What to work on:
Copy the rows below verbatim, from the line with "stat-value: -0.4 bbox=[2373, 136, 2455, 192]" to the line with "mk-cell bbox=[1179, 603, 1272, 659]", including both of those lines.

Data records:

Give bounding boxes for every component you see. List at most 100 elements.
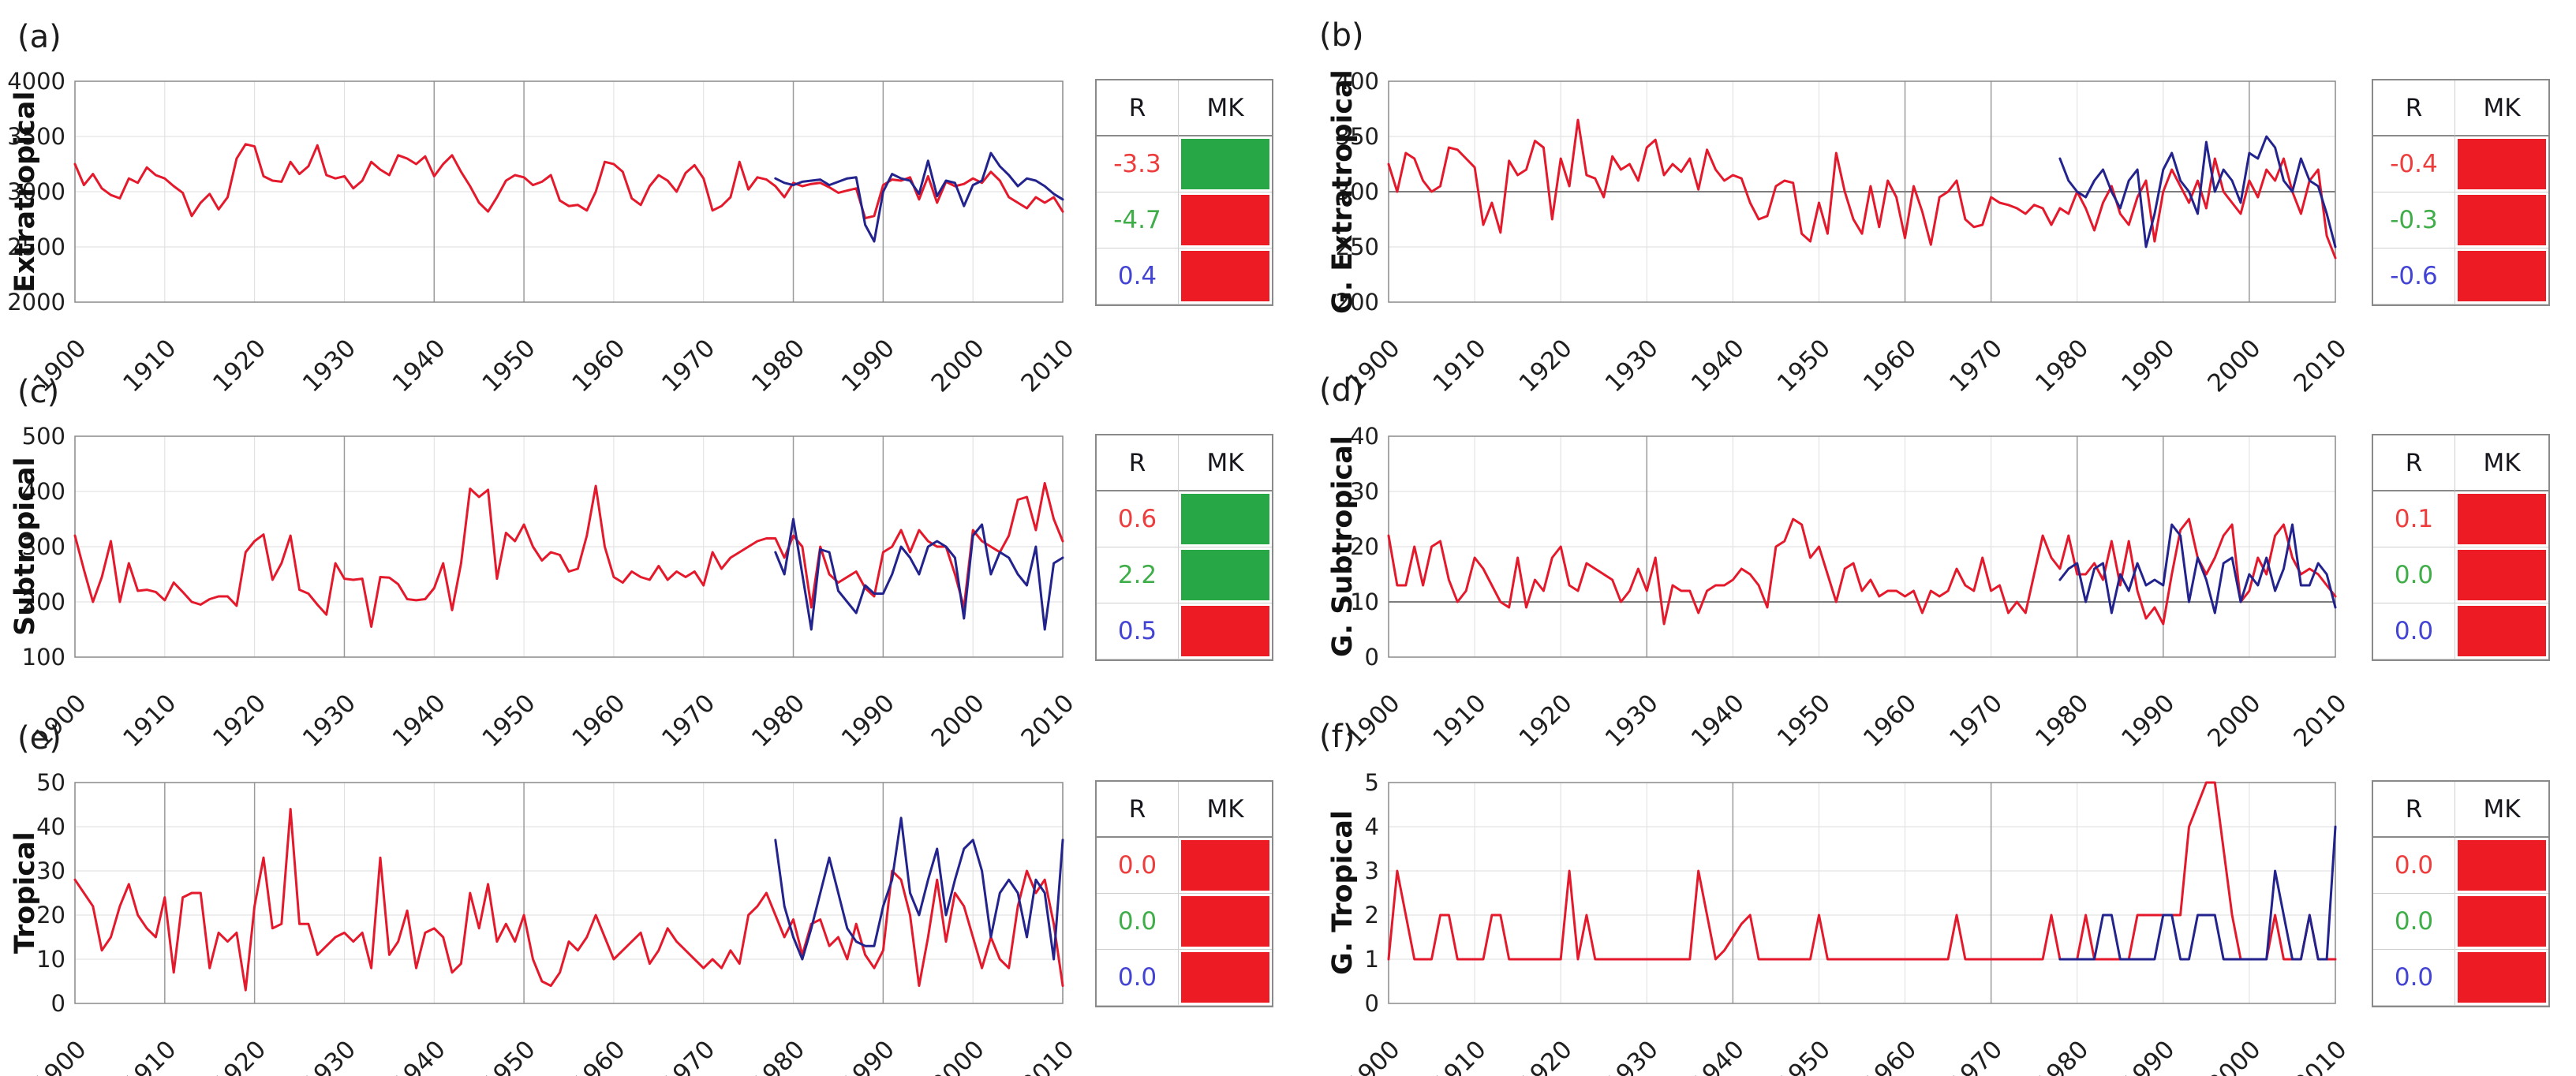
stat-value: -0.4 bbox=[2373, 136, 2455, 192]
x-tick-label: 1950 bbox=[1772, 689, 1836, 753]
y-tick-label: 100 bbox=[22, 644, 65, 671]
x-tick-label: 2010 bbox=[2288, 1035, 2352, 1076]
y-tick-label: 2500 bbox=[7, 234, 65, 260]
stat-value: -4.7 bbox=[1097, 192, 1179, 248]
mk-cell bbox=[1179, 192, 1272, 248]
mk-cell bbox=[2455, 192, 2548, 248]
x-tick-label: 1950 bbox=[477, 689, 540, 753]
mk-cell bbox=[1179, 950, 1272, 1006]
x-tick-label: 1960 bbox=[566, 334, 630, 398]
stats-header-r: R bbox=[1097, 782, 1179, 838]
x-tick-label: 1980 bbox=[746, 334, 810, 398]
y-tick-label: 30 bbox=[36, 857, 65, 884]
panel-d-series-red bbox=[1387, 517, 2337, 626]
x-tick-label: 1940 bbox=[387, 334, 451, 398]
x-tick-label: 2010 bbox=[1015, 689, 1079, 753]
panel-b-letter: (b) bbox=[1319, 17, 1364, 54]
y-tick-label: 400 bbox=[1336, 68, 1379, 95]
y-tick-label: 20 bbox=[1350, 533, 1379, 560]
mk-cell bbox=[2455, 603, 2548, 659]
panel-a-series-red bbox=[73, 143, 1064, 220]
stat-value: 0.5 bbox=[1097, 603, 1179, 659]
y-tick-label: 4 bbox=[1365, 813, 1379, 840]
panel-d-stats-table: R MK 0.1 0.0 0.0 bbox=[2372, 434, 2550, 661]
x-tick-label: 1900 bbox=[1341, 1035, 1405, 1076]
x-tick-label: 1960 bbox=[1858, 689, 1922, 753]
y-tick-label: 500 bbox=[22, 423, 65, 450]
plot-border bbox=[1388, 80, 2336, 303]
x-tick-label: 2010 bbox=[2288, 689, 2352, 753]
x-tick-label: 2000 bbox=[926, 334, 990, 398]
x-tick-label: 1930 bbox=[297, 1035, 361, 1076]
x-tick-label: 1930 bbox=[1600, 689, 1664, 753]
panel-f-plot: 0 1 2 3 4 5 1900 1910 1920 1930 1940 1950 1960 1970 19… bbox=[1341, 769, 2352, 1076]
x-tick-label: 2010 bbox=[1015, 334, 1079, 398]
y-tick-label: 1 bbox=[1365, 946, 1379, 973]
stats-header-r: R bbox=[1097, 80, 1179, 136]
plot-border bbox=[74, 435, 1064, 658]
x-tick-label: 1970 bbox=[1944, 334, 2008, 398]
panel-f-ylabel: G. Tropical bbox=[1327, 810, 1359, 976]
x-tick-label: 1950 bbox=[1772, 334, 1836, 398]
y-tick-label: 200 bbox=[22, 588, 65, 615]
panel-f-series-red bbox=[1387, 781, 2337, 961]
mk-cell bbox=[1179, 603, 1272, 659]
x-tick-label: 1980 bbox=[2030, 334, 2094, 398]
mk-cell bbox=[1179, 491, 1272, 547]
x-tick-label: 2000 bbox=[926, 1035, 990, 1076]
y-tick-label: 40 bbox=[1350, 423, 1379, 450]
y-tick-label: 400 bbox=[22, 478, 65, 505]
x-tick-label: 1950 bbox=[1772, 1035, 1836, 1076]
panel-b-stats-table: R MK -0.4 -0.3 -0.6 bbox=[2372, 79, 2550, 306]
plot-border bbox=[1388, 435, 2336, 658]
x-tick-label: 1920 bbox=[1514, 334, 1578, 398]
x-tick-label: 1990 bbox=[836, 1035, 900, 1076]
panel-e-stats-table: R MK 0.0 0.0 0.0 bbox=[1095, 780, 1273, 1007]
x-tick-label: 1920 bbox=[1514, 1035, 1578, 1076]
x-tick-label: 1970 bbox=[656, 334, 720, 398]
x-tick-label: 1980 bbox=[2030, 1035, 2094, 1076]
stat-value: -0.3 bbox=[2373, 192, 2455, 248]
panel-a-series-blue bbox=[774, 151, 1064, 243]
stat-value: 2.2 bbox=[1097, 547, 1179, 603]
y-tick-label: 0 bbox=[1365, 644, 1379, 671]
stat-value: -0.6 bbox=[2373, 248, 2455, 304]
stat-value: 0.0 bbox=[1097, 838, 1179, 894]
x-tick-label: 1940 bbox=[387, 689, 451, 753]
panel-f-stats-table: R MK 0.0 0.0 0.0 bbox=[2372, 780, 2550, 1007]
panel-c-letter: (c) bbox=[17, 374, 60, 410]
x-tick-label: 1910 bbox=[118, 1035, 181, 1076]
stats-header-mk: MK bbox=[1179, 435, 1272, 491]
x-tick-label: 1920 bbox=[208, 334, 271, 398]
mk-cell bbox=[1179, 838, 1272, 894]
stats-header-mk: MK bbox=[1179, 80, 1272, 136]
y-tick-label: 350 bbox=[1336, 123, 1379, 150]
panel-e-plot: 0 10 20 30 40 50 1900 1910 1920 1930 1940 1950 1960 1… bbox=[28, 769, 1079, 1076]
stats-header-mk: MK bbox=[2455, 80, 2548, 136]
y-tick-label: 3000 bbox=[7, 178, 65, 205]
x-tick-label: 1950 bbox=[477, 1035, 540, 1076]
panel-b-ylabel: G. Extratropical bbox=[1327, 69, 1359, 314]
x-tick-label: 1970 bbox=[656, 689, 720, 753]
x-tick-label: 1970 bbox=[1944, 689, 2008, 753]
panel-f-letter: (f) bbox=[1319, 719, 1355, 755]
panel-f-series-blue bbox=[2058, 825, 2337, 961]
stat-value: 0.4 bbox=[1097, 248, 1179, 304]
y-tick-label: 250 bbox=[1336, 234, 1379, 260]
x-tick-label: 1960 bbox=[1858, 334, 1922, 398]
stats-header-r: R bbox=[2373, 80, 2455, 136]
mk-cell bbox=[2455, 950, 2548, 1006]
mk-cell bbox=[2455, 491, 2548, 547]
y-tick-label: 10 bbox=[36, 946, 65, 973]
y-tick-label: 5 bbox=[1365, 769, 1379, 796]
panel-e-letter: (e) bbox=[17, 720, 62, 757]
y-tick-label: 4000 bbox=[7, 68, 65, 95]
panel-a-letter: (a) bbox=[17, 19, 62, 55]
panel-b-series-blue bbox=[2058, 135, 2337, 248]
stats-header-r: R bbox=[2373, 435, 2455, 491]
panel-d-ylabel: G. Subtropical bbox=[1327, 435, 1359, 658]
x-tick-label: 1920 bbox=[1514, 689, 1578, 753]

Result for this task:
stat-value: -0.4 bbox=[2373, 136, 2455, 192]
x-tick-label: 1950 bbox=[1772, 689, 1836, 753]
y-tick-label: 100 bbox=[22, 644, 65, 671]
x-tick-label: 2010 bbox=[2288, 1035, 2352, 1076]
y-tick-label: 2500 bbox=[7, 234, 65, 260]
stat-value: -4.7 bbox=[1097, 192, 1179, 248]
mk-cell bbox=[1179, 192, 1272, 248]
mk-cell bbox=[2455, 192, 2548, 248]
x-tick-label: 1950 bbox=[477, 689, 540, 753]
mk-cell bbox=[1179, 950, 1272, 1006]
x-tick-label: 1960 bbox=[566, 334, 630, 398]
stats-header-r: R bbox=[1097, 782, 1179, 838]
x-tick-label: 1980 bbox=[746, 334, 810, 398]
y-tick-label: 30 bbox=[36, 857, 65, 884]
panel-d-series-red bbox=[1387, 517, 2337, 626]
x-tick-label: 1940 bbox=[387, 334, 451, 398]
x-tick-label: 2010 bbox=[1015, 689, 1079, 753]
panel-b-letter: (b) bbox=[1319, 17, 1364, 54]
y-tick-label: 400 bbox=[1336, 68, 1379, 95]
y-tick-label: 20 bbox=[1350, 533, 1379, 560]
mk-cell bbox=[2455, 603, 2548, 659]
panel-a-series-red bbox=[73, 143, 1064, 220]
stat-value: 0.5 bbox=[1097, 603, 1179, 659]
y-tick-label: 4 bbox=[1365, 813, 1379, 840]
panel-d-stats-table: R MK 0.1 0.0 0.0 bbox=[2372, 434, 2550, 661]
x-tick-label: 1900 bbox=[1341, 1035, 1405, 1076]
x-tick-label: 1960 bbox=[1858, 689, 1922, 753]
y-tick-label: 500 bbox=[22, 423, 65, 450]
plot-border bbox=[1388, 80, 2336, 303]
x-tick-label: 2010 bbox=[2288, 689, 2352, 753]
x-tick-label: 2000 bbox=[926, 334, 990, 398]
x-tick-label: 1930 bbox=[297, 1035, 361, 1076]
x-tick-label: 1930 bbox=[1600, 689, 1664, 753]
panel-f-plot: 0 1 2 3 4 5 1900 1910 1920 1930 1940 1950 1960 1970 19… bbox=[1341, 769, 2352, 1076]
x-tick-label: 2010 bbox=[1015, 334, 1079, 398]
y-tick-label: 1 bbox=[1365, 946, 1379, 973]
stats-header-r: R bbox=[1097, 80, 1179, 136]
plot-border bbox=[74, 435, 1064, 658]
x-tick-label: 1970 bbox=[1944, 334, 2008, 398]
panel-f-ylabel: G. Tropical bbox=[1327, 810, 1359, 976]
x-tick-label: 1950 bbox=[1772, 334, 1836, 398]
y-tick-label: 200 bbox=[22, 588, 65, 615]
panel-f-series-red bbox=[1387, 781, 2337, 961]
mk-cell bbox=[1179, 603, 1272, 659]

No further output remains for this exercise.